* Data shown
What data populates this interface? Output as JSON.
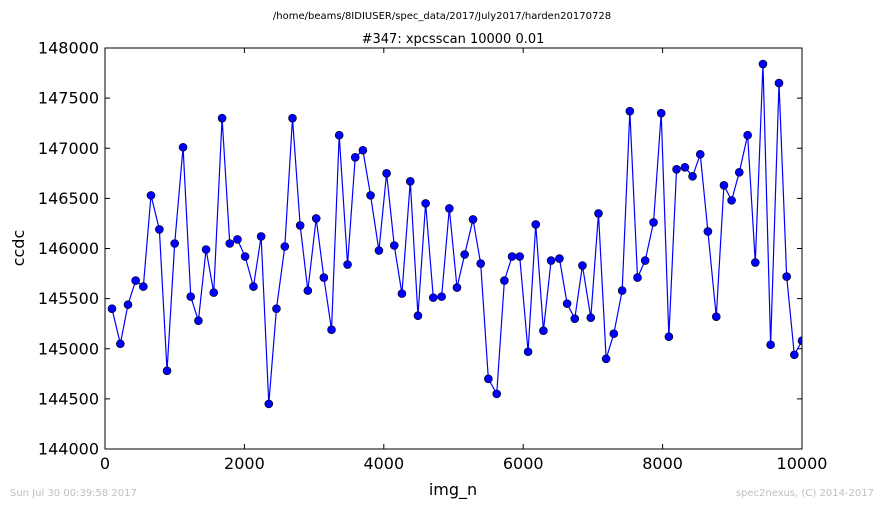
{
  "suptitle": "/home/beams/8IDIUSER/spec_data/2017/July2017/harden20170728",
  "footer_left": "Sun Jul 30 00:39:58 2017",
  "footer_right": "spec2nexus, (C) 2014-2017",
  "colors": {
    "series": "#0000ff",
    "axes": "#000000",
    "footer": "#bfbfbf"
  },
  "chart_data": {
    "type": "line",
    "title": "#347: xpcsscan 10000 0.01",
    "xlabel": "img_n",
    "ylabel": "ccdc",
    "xlim": [
      0,
      10000
    ],
    "ylim": [
      144000,
      148000
    ],
    "xticks": [
      0,
      2000,
      4000,
      6000,
      8000,
      10000
    ],
    "yticks": [
      144000,
      144500,
      145000,
      145500,
      146000,
      146500,
      147000,
      147500,
      148000
    ],
    "grid": false,
    "legend": "none",
    "markers": true,
    "series": [
      {
        "x": [
          100,
          220,
          330,
          440,
          550,
          660,
          780,
          890,
          1000,
          1120,
          1230,
          1340,
          1450,
          1560,
          1680,
          1790,
          1900,
          2010,
          2130,
          2240,
          2350,
          2460,
          2580,
          2690,
          2800,
          2910,
          3030,
          3140,
          3250,
          3360,
          3480,
          3590,
          3700,
          3810,
          3930,
          4040,
          4150,
          4260,
          4380,
          4490,
          4600,
          4710,
          4830,
          4940,
          5050,
          5160,
          5280,
          5390,
          5500,
          5620,
          5730,
          5840,
          5950,
          6070,
          6180,
          6290,
          6400,
          6520,
          6630,
          6740,
          6850,
          6970,
          7080,
          7190,
          7300,
          7420,
          7530,
          7640,
          7750,
          7870,
          7980,
          8090,
          8200,
          8320,
          8430,
          8540,
          8650,
          8770,
          8880,
          8990,
          9100,
          9220,
          9330,
          9440,
          9550,
          9670,
          9780,
          9890,
          10000
        ],
        "y": [
          145400,
          145050,
          145440,
          145680,
          145620,
          146530,
          146190,
          144780,
          146050,
          147010,
          145520,
          145280,
          145990,
          145560,
          147300,
          146050,
          146090,
          145920,
          145620,
          146120,
          144450,
          145400,
          146020,
          147300,
          146230,
          145580,
          146300,
          145710,
          145190,
          147130,
          145840,
          146910,
          146980,
          146530,
          145980,
          146750,
          146030,
          145550,
          146670,
          145330,
          146450,
          145510,
          145520,
          146400,
          145610,
          145940,
          146290,
          145850,
          144700,
          144550,
          145680,
          145920,
          145920,
          144970,
          146240,
          145180,
          145880,
          145900,
          145450,
          145300,
          145830,
          145310,
          146350,
          144900,
          145150,
          145580,
          147370,
          145710,
          145880,
          146260,
          147350,
          145120,
          146790,
          146810,
          146720,
          146940,
          146170,
          145320,
          146630,
          146480,
          146760,
          147130,
          145860,
          147840,
          145040,
          147650,
          145720,
          144940,
          145080
        ]
      }
    ]
  }
}
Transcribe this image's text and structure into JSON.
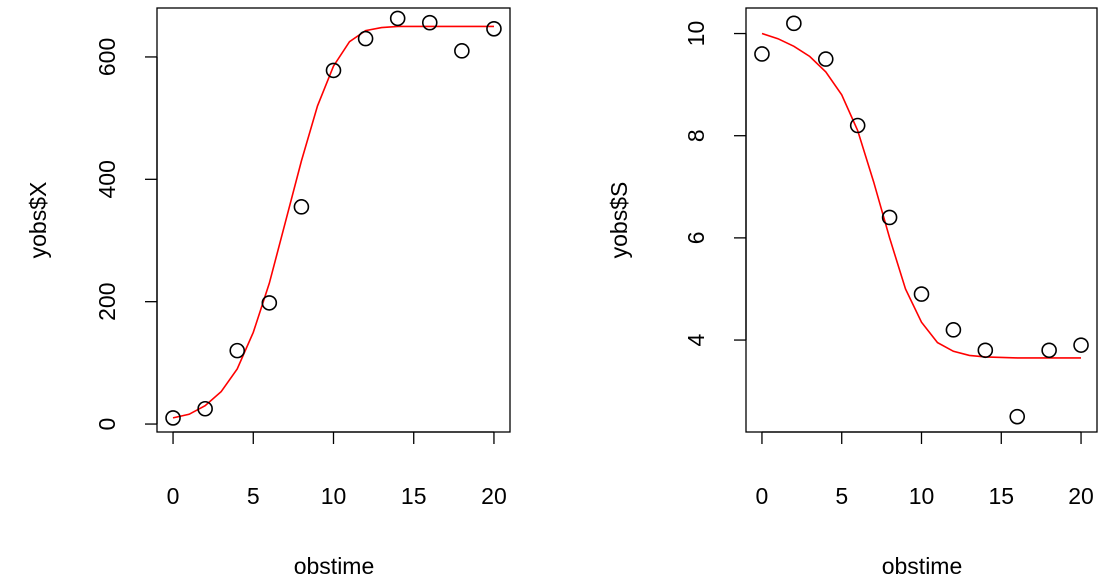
{
  "colors": {
    "fit_line": "#ff0000",
    "points": "#000000",
    "background": "#ffffff"
  },
  "chart_data": [
    {
      "type": "scatter",
      "title": "",
      "xlabel": "obstime",
      "ylabel": "yobs$X",
      "xlim": [
        -1,
        21
      ],
      "ylim": [
        -13,
        680
      ],
      "xticks": [
        0,
        5,
        10,
        15,
        20
      ],
      "yticks": [
        0,
        200,
        400,
        600
      ],
      "grid": false,
      "legend": "none",
      "series": [
        {
          "kind": "points",
          "x": [
            0,
            2,
            4,
            6,
            8,
            10,
            12,
            14,
            16,
            18,
            20
          ],
          "y": [
            10,
            25,
            120,
            198,
            355,
            578,
            630,
            663,
            656,
            610,
            646
          ]
        },
        {
          "kind": "fitted-line",
          "x": [
            0,
            1,
            2,
            3,
            4,
            5,
            6,
            7,
            8,
            9,
            10,
            11,
            12,
            13,
            14,
            15,
            16,
            17,
            18,
            19,
            20
          ],
          "y": [
            10,
            16,
            30,
            53,
            90,
            150,
            230,
            330,
            430,
            520,
            585,
            625,
            643,
            648,
            650,
            650,
            650,
            650,
            650,
            650,
            650
          ]
        }
      ]
    },
    {
      "type": "scatter",
      "title": "",
      "xlabel": "obstime",
      "ylabel": "yobs$S",
      "xlim": [
        -1,
        21
      ],
      "ylim": [
        2.2,
        10.5
      ],
      "xticks": [
        0,
        5,
        10,
        15,
        20
      ],
      "yticks": [
        4,
        6,
        8,
        10
      ],
      "grid": false,
      "legend": "none",
      "series": [
        {
          "kind": "points",
          "x": [
            0,
            2,
            4,
            6,
            8,
            10,
            12,
            14,
            16,
            18,
            20
          ],
          "y": [
            9.6,
            10.2,
            9.5,
            8.2,
            6.4,
            4.9,
            4.2,
            3.8,
            2.5,
            3.8,
            3.9
          ]
        },
        {
          "kind": "fitted-line",
          "x": [
            0,
            1,
            2,
            3,
            4,
            5,
            6,
            7,
            8,
            9,
            10,
            11,
            12,
            13,
            14,
            15,
            16,
            17,
            18,
            19,
            20
          ],
          "y": [
            10.0,
            9.9,
            9.75,
            9.55,
            9.25,
            8.8,
            8.1,
            7.1,
            6.0,
            5.0,
            4.35,
            3.95,
            3.78,
            3.7,
            3.67,
            3.66,
            3.65,
            3.65,
            3.65,
            3.65,
            3.65
          ]
        }
      ]
    }
  ]
}
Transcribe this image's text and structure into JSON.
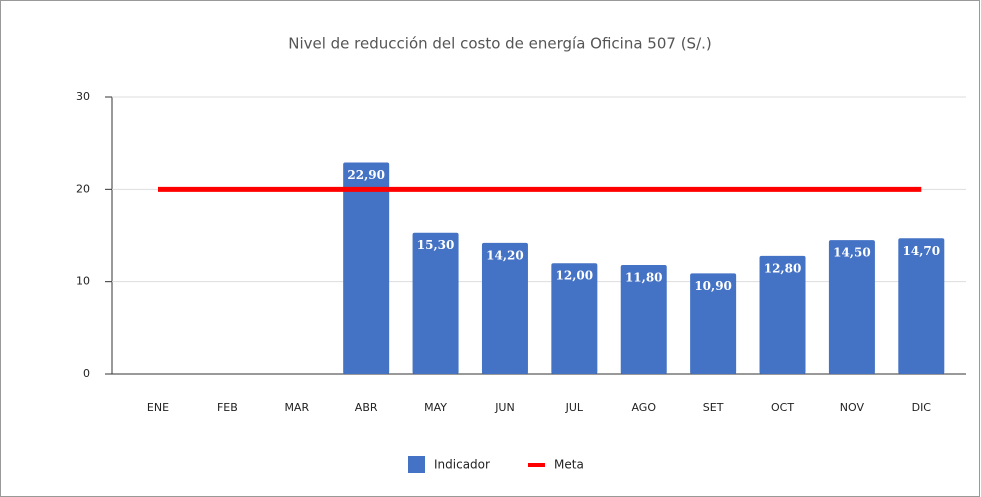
{
  "chart_data": {
    "type": "bar",
    "title": "Nivel de reducción del costo de energía Oficina 507 (S/.)",
    "categories": [
      "ENE",
      "FEB",
      "MAR",
      "ABR",
      "MAY",
      "JUN",
      "JUL",
      "AGO",
      "SET",
      "OCT",
      "NOV",
      "DIC"
    ],
    "series": [
      {
        "name": "Indicador",
        "type": "bar",
        "color": "#4472c4",
        "values": [
          null,
          null,
          null,
          22.9,
          15.3,
          14.2,
          12.0,
          11.8,
          10.9,
          12.8,
          14.5,
          14.7
        ],
        "value_labels": [
          null,
          null,
          null,
          "22,90",
          "15,30",
          "14,20",
          "12,00",
          "11,80",
          "10,90",
          "12,80",
          "14,50",
          "14,70"
        ]
      },
      {
        "name": "Meta",
        "type": "line",
        "color": "#ff0000",
        "values": [
          20,
          20,
          20,
          20,
          20,
          20,
          20,
          20,
          20,
          20,
          20,
          20
        ]
      }
    ],
    "ylim": [
      0,
      30
    ],
    "yticks": [
      0,
      10,
      20,
      30
    ],
    "grid": true,
    "legend": "bottom"
  }
}
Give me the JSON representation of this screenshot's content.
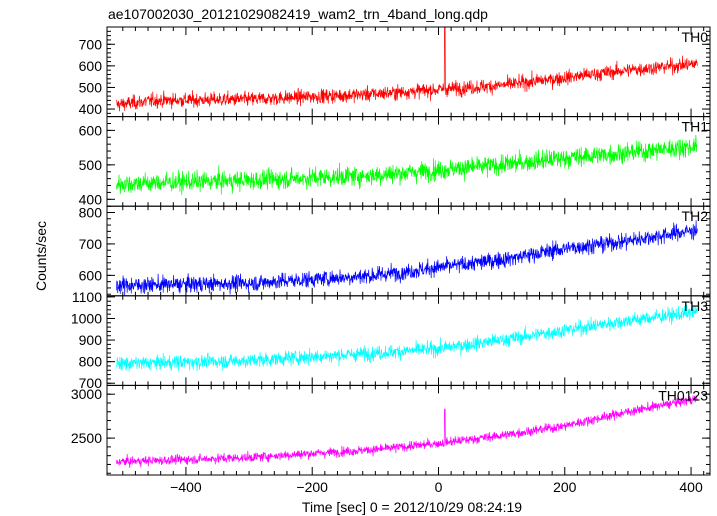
{
  "title": "ae107002030_20121029082419_wam2_trn_4band_long.qdp",
  "ylabel": "Counts/sec",
  "xlabel": "Time [sec] 0 = 2012/10/29 08:24:19",
  "chart_data": {
    "type": "line",
    "title": "ae107002030_20121029082419_wam2_trn_4band_long.qdp",
    "xlabel": "Time [sec] 0 = 2012/10/29 08:24:19",
    "ylabel": "Counts/sec",
    "xlim": [
      -525,
      430
    ],
    "xticks": [
      "-400",
      "-200",
      "0",
      "200",
      "400"
    ],
    "grid": false,
    "panels": [
      {
        "name": "TH0",
        "color": "#ff0000",
        "ylim": [
          365,
          780
        ],
        "yticks": [
          "400",
          "500",
          "600",
          "700"
        ],
        "trend": [
          [
            -510,
            420
          ],
          [
            -450,
            440
          ],
          [
            -300,
            445
          ],
          [
            -100,
            470
          ],
          [
            0,
            490
          ],
          [
            100,
            510
          ],
          [
            200,
            545
          ],
          [
            300,
            580
          ],
          [
            410,
            610
          ]
        ],
        "noise": 28,
        "spikes": [
          [
            10,
            780
          ]
        ]
      },
      {
        "name": "TH1",
        "color": "#00ff00",
        "ylim": [
          380,
          640
        ],
        "yticks": [
          "400",
          "500",
          "600"
        ],
        "trend": [
          [
            -510,
            445
          ],
          [
            -300,
            455
          ],
          [
            -100,
            470
          ],
          [
            0,
            485
          ],
          [
            100,
            500
          ],
          [
            200,
            520
          ],
          [
            300,
            535
          ],
          [
            410,
            555
          ]
        ],
        "noise": 24,
        "spikes": []
      },
      {
        "name": "TH2",
        "color": "#0000ff",
        "ylim": [
          535,
          820
        ],
        "yticks": [
          "600",
          "700",
          "800"
        ],
        "trend": [
          [
            -510,
            568
          ],
          [
            -300,
            575
          ],
          [
            -100,
            600
          ],
          [
            0,
            625
          ],
          [
            100,
            650
          ],
          [
            200,
            685
          ],
          [
            300,
            710
          ],
          [
            410,
            745
          ]
        ],
        "noise": 22,
        "spikes": []
      },
      {
        "name": "TH3",
        "color": "#00ffff",
        "ylim": [
          690,
          1105
        ],
        "yticks": [
          "700",
          "800",
          "900",
          "1000",
          "1100"
        ],
        "trend": [
          [
            -510,
            790
          ],
          [
            -300,
            805
          ],
          [
            -100,
            840
          ],
          [
            0,
            860
          ],
          [
            100,
            900
          ],
          [
            200,
            945
          ],
          [
            300,
            990
          ],
          [
            410,
            1030
          ]
        ],
        "noise": 28,
        "spikes": []
      },
      {
        "name": "TH0123",
        "color": "#ff00ff",
        "ylim": [
          2080,
          3100
        ],
        "yticks": [
          "2500",
          "3000"
        ],
        "trend": [
          [
            -510,
            2230
          ],
          [
            -300,
            2280
          ],
          [
            -100,
            2370
          ],
          [
            0,
            2440
          ],
          [
            100,
            2530
          ],
          [
            200,
            2640
          ],
          [
            300,
            2800
          ],
          [
            410,
            2950
          ]
        ],
        "noise": 45,
        "spikes": [
          [
            10,
            2830
          ]
        ]
      }
    ]
  }
}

* Goal
Gather each line that holds "type".

* Written answer
    "type": "line",
      "type": "scatter",
      "type": "scatter",
    "type": "bar",
        "type": "bar",
        "type": "line",
    "type": "line",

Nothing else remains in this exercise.